(Recorded data)

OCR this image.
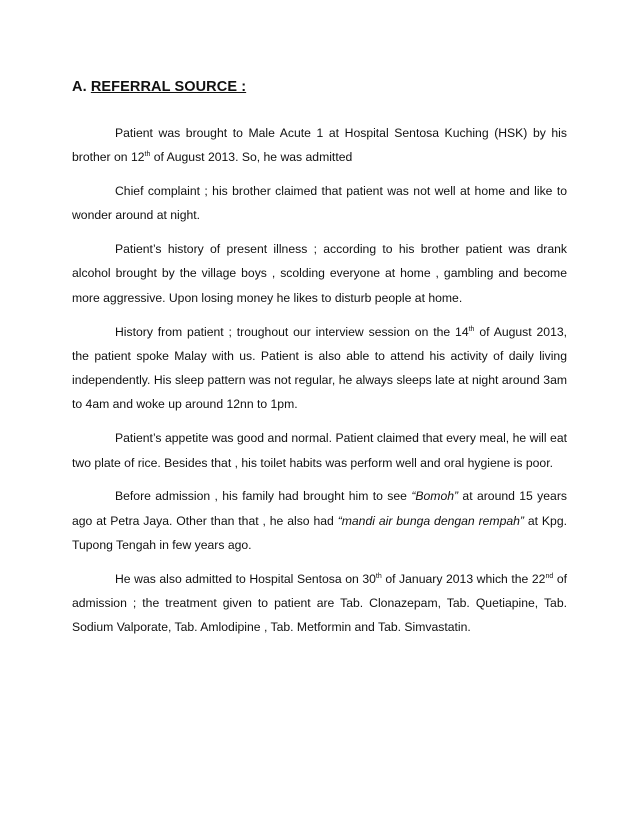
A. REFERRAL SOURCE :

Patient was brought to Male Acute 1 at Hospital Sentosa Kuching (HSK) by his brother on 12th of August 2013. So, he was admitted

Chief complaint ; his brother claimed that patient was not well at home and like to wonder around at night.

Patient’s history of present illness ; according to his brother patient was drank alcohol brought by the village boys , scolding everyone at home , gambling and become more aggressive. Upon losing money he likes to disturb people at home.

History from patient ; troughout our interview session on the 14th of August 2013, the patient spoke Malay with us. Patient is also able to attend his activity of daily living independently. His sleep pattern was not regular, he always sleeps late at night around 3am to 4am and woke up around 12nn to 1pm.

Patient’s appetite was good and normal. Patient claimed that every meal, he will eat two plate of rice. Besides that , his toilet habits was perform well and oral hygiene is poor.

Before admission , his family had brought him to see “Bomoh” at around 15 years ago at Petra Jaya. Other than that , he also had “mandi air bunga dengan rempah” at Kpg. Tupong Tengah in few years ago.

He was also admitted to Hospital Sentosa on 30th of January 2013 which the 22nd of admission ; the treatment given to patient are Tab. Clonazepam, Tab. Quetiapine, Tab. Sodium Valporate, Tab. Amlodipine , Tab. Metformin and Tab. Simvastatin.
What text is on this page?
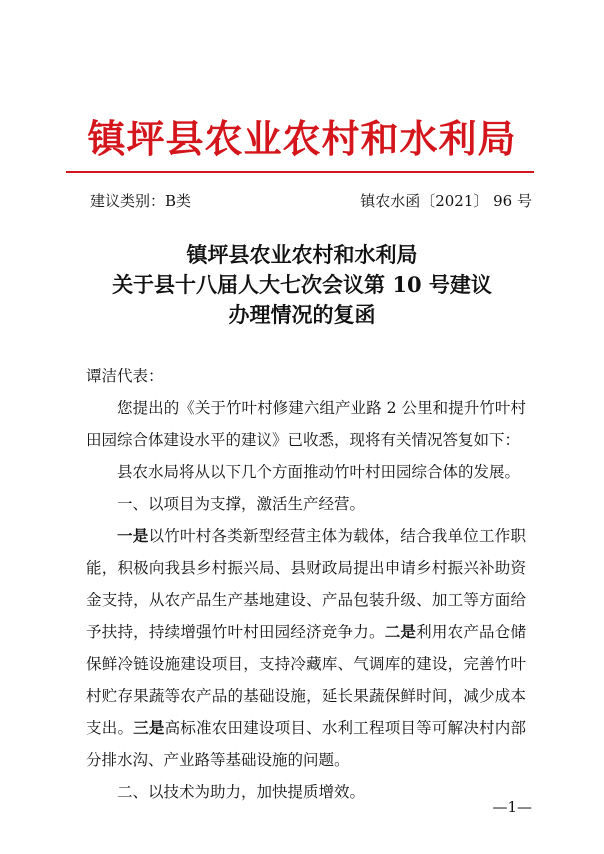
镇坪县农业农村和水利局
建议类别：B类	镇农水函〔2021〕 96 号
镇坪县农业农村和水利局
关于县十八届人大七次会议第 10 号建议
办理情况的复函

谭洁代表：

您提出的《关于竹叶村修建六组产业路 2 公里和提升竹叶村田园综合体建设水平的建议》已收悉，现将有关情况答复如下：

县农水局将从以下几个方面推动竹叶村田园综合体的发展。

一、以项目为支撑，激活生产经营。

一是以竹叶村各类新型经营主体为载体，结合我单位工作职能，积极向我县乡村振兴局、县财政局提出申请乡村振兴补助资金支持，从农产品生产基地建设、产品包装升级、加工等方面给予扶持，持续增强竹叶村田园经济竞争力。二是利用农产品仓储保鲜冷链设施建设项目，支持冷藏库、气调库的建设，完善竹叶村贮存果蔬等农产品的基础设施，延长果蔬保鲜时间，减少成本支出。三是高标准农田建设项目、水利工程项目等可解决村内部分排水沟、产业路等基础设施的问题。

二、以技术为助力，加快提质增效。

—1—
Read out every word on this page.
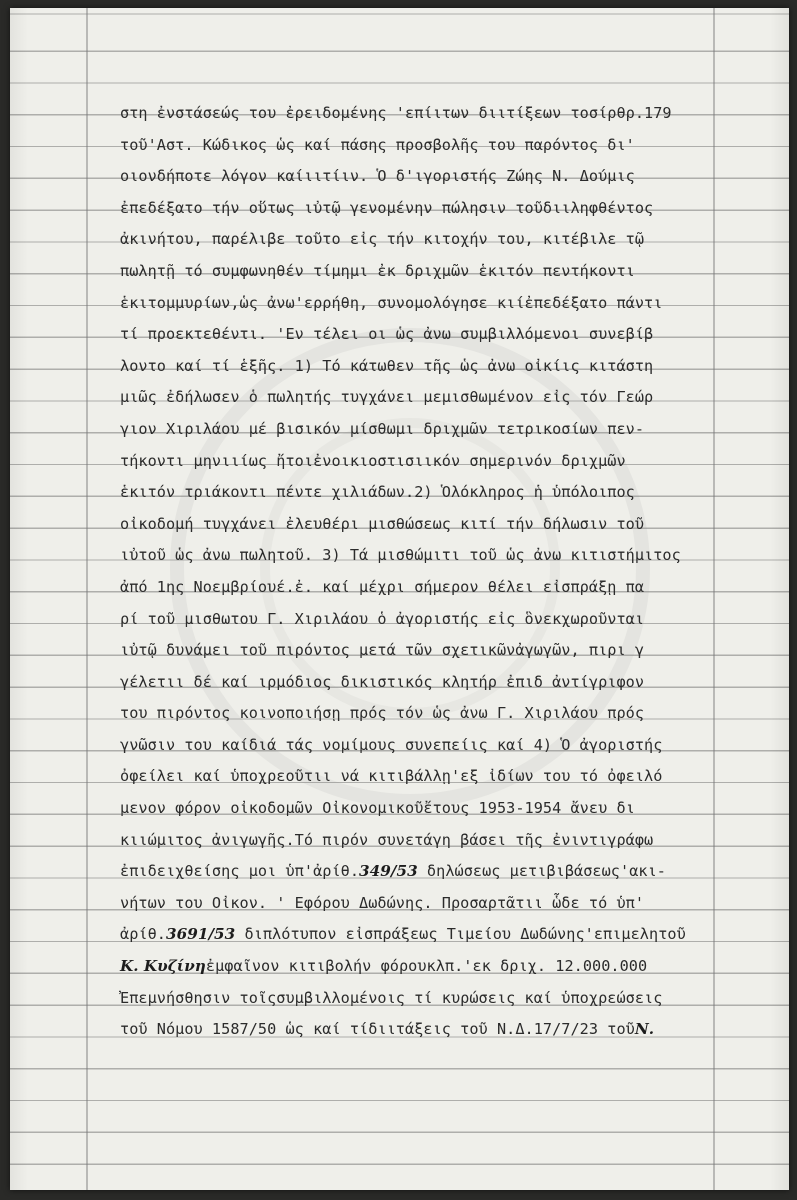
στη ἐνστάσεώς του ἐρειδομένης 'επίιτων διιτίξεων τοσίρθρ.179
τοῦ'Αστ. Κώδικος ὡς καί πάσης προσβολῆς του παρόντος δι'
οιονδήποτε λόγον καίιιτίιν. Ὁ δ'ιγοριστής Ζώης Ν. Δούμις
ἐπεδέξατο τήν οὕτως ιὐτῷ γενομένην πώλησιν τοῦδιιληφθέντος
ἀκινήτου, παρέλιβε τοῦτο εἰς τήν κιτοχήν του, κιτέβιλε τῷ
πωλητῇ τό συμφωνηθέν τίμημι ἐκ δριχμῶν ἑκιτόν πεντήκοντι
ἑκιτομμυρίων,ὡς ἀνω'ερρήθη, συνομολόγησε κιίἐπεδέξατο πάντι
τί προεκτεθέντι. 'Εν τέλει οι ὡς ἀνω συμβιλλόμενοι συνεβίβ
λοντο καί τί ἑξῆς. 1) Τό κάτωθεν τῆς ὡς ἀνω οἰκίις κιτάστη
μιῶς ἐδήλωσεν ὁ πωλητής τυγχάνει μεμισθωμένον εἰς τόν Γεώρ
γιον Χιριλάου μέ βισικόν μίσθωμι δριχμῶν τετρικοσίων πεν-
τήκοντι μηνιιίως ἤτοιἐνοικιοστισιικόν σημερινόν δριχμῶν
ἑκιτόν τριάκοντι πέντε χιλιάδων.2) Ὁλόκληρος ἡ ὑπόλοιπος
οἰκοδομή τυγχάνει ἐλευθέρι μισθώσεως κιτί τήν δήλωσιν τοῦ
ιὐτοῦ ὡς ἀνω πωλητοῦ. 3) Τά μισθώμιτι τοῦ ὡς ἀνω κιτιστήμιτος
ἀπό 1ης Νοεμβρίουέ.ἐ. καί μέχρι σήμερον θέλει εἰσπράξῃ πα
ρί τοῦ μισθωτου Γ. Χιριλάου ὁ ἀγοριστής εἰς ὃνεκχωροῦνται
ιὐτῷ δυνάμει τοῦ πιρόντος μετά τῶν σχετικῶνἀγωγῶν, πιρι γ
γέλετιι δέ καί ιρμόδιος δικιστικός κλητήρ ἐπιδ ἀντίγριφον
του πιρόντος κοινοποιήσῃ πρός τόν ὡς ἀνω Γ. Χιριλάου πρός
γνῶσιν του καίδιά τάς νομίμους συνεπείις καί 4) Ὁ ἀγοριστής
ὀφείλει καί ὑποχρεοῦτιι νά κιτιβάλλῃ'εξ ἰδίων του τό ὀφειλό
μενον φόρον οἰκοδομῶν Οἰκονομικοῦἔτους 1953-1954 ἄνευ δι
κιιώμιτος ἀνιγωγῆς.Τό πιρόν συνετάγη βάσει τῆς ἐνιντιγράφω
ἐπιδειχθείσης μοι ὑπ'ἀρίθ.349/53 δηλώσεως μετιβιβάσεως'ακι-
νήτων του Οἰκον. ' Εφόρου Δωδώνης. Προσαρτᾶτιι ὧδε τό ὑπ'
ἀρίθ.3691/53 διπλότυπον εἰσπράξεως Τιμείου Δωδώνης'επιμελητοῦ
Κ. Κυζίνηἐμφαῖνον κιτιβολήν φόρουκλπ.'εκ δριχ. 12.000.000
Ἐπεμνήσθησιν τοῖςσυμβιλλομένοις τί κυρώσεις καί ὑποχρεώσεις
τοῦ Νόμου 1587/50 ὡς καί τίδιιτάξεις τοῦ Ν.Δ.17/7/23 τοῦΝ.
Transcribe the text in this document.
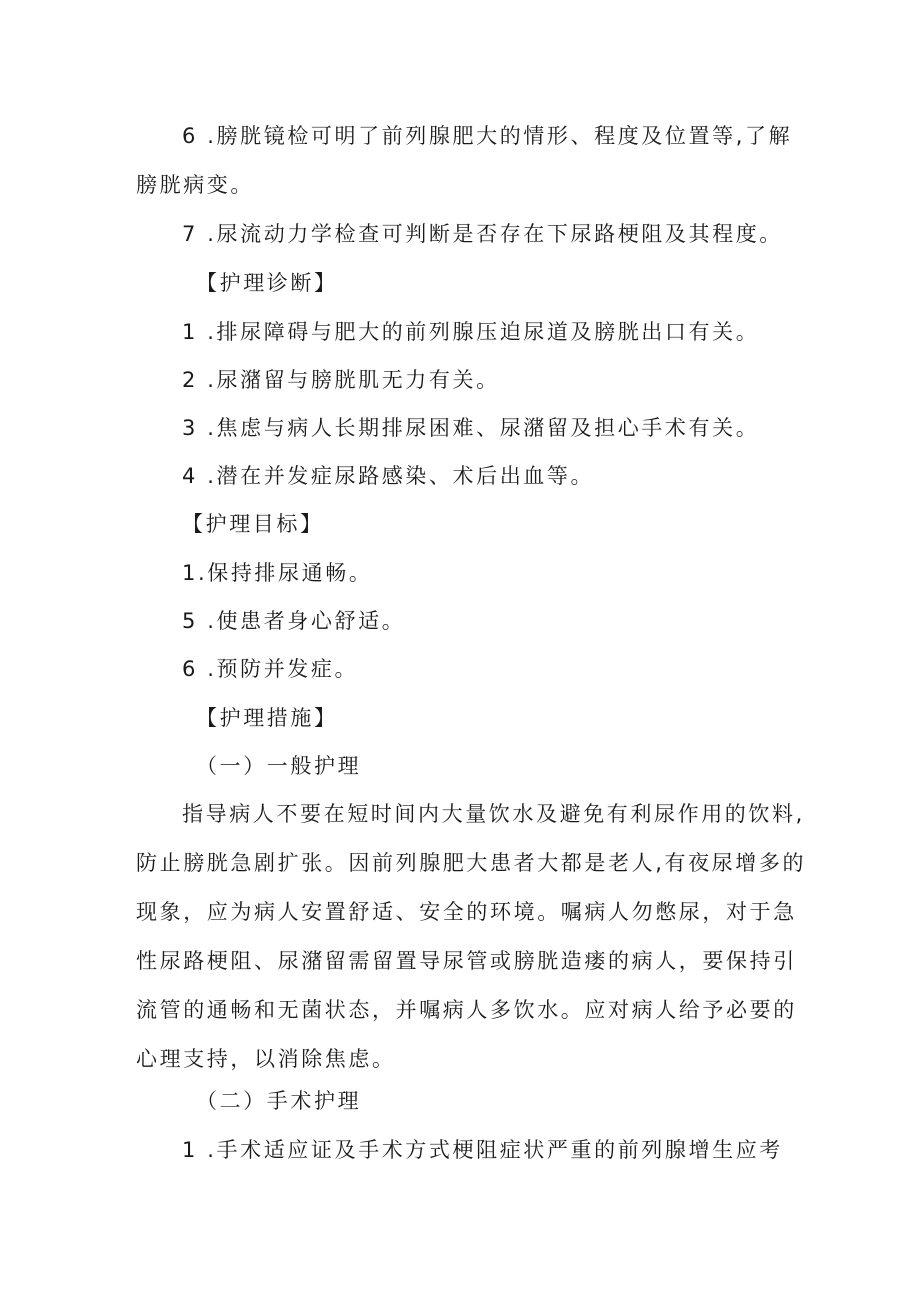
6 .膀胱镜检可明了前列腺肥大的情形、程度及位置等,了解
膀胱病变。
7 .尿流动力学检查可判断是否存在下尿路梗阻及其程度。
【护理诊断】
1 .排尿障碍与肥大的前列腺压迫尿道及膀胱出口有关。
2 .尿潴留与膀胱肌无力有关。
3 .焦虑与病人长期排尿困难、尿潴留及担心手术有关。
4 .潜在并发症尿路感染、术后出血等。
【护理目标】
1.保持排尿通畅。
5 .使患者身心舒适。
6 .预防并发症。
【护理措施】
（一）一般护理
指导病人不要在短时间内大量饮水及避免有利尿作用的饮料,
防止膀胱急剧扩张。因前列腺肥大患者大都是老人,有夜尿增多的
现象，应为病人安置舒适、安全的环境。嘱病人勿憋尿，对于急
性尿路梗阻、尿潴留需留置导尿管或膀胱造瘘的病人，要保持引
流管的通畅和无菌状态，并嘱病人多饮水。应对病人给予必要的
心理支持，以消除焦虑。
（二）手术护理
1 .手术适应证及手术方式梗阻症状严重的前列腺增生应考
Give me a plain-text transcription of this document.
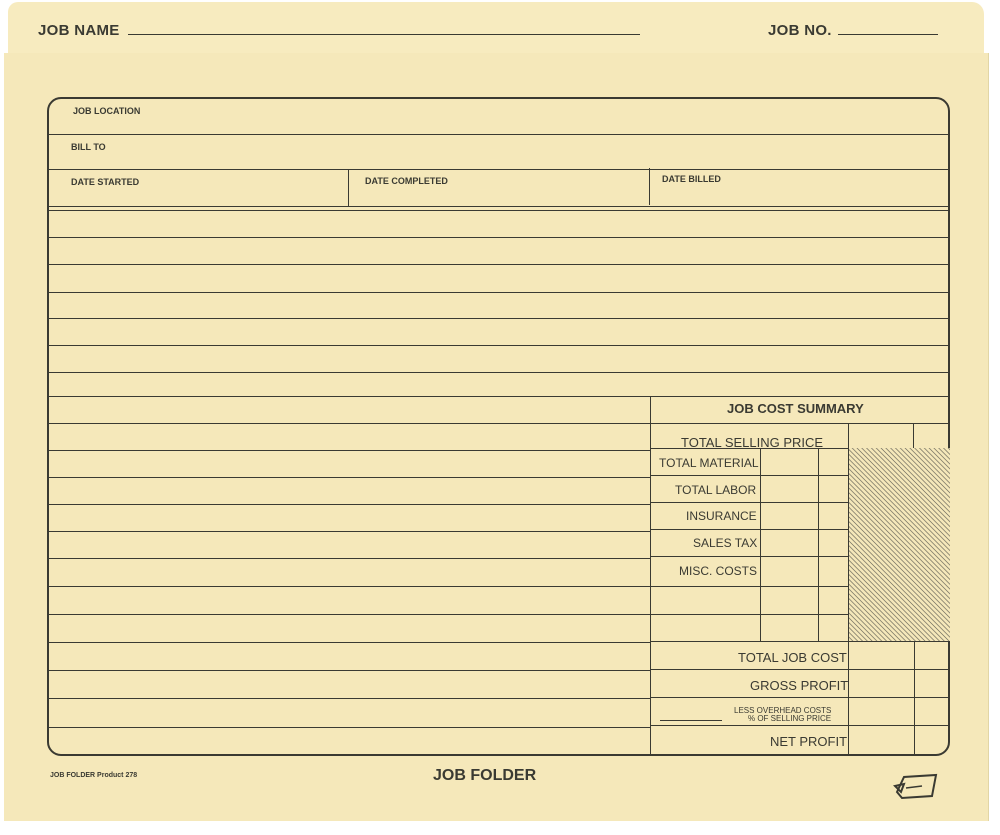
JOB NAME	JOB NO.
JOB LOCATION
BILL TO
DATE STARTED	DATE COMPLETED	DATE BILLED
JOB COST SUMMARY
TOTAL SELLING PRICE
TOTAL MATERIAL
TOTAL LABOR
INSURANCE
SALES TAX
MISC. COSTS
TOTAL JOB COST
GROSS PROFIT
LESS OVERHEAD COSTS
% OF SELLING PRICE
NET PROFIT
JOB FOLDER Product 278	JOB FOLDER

*To do*: Only the lines from the line with "Give me a plain-text" to the end of the records should be repeated, exactly and without pictures.

*Result*:
Give me a plain-text transcription of this document.
JOB NAME	JOB NO.
JOB LOCATION
BILL TO
DATE STARTED	DATE COMPLETED	DATE BILLED
JOB COST SUMMARY
TOTAL SELLING PRICE
TOTAL MATERIAL
TOTAL LABOR
INSURANCE
SALES TAX
MISC. COSTS
TOTAL JOB COST
GROSS PROFIT
LESS OVERHEAD COSTS
% OF SELLING PRICE
NET PROFIT
JOB FOLDER Product 278	JOB FOLDER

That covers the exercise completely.